Stored entries:
╭──

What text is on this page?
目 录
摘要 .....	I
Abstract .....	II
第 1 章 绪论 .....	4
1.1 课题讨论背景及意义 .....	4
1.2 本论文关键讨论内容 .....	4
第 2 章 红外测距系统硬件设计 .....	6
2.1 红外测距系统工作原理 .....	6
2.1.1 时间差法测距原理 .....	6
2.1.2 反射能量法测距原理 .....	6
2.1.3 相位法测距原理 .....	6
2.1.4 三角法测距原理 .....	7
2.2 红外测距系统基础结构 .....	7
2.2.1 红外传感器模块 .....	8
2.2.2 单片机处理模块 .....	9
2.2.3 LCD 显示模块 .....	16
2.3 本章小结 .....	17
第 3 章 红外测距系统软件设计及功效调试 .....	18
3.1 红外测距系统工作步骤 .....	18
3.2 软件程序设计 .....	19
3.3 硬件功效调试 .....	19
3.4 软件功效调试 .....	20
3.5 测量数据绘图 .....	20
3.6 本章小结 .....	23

╰──

§ **To be done**
Copy out every line of the data above, exactly as given.

§ **Solution for this exercise**
What text is on this page?
目 录
摘要 .....	I
Abstract .....	II
第 1 章 绪论 .....	4
1.1 课题讨论背景及意义 .....	4
1.2 本论文关键讨论内容 .....	4
第 2 章 红外测距系统硬件设计 .....	6
2.1 红外测距系统工作原理 .....	6
2.1.1 时间差法测距原理 .....	6
2.1.2 反射能量法测距原理 .....	6
2.1.3 相位法测距原理 .....	6
2.1.4 三角法测距原理 .....	7
2.2 红外测距系统基础结构 .....	7
2.2.1 红外传感器模块 .....	8
2.2.2 单片机处理模块 .....	9
2.2.3 LCD 显示模块 .....	16
2.3 本章小结 .....	17
第 3 章 红外测距系统软件设计及功效调试 .....	18
3.1 红外测距系统工作步骤 .....	18
3.2 软件程序设计 .....	19
3.3 硬件功效调试 .....	19
3.4 软件功效调试 .....	20
3.5 测量数据绘图 .....	20
3.6 本章小结 .....	23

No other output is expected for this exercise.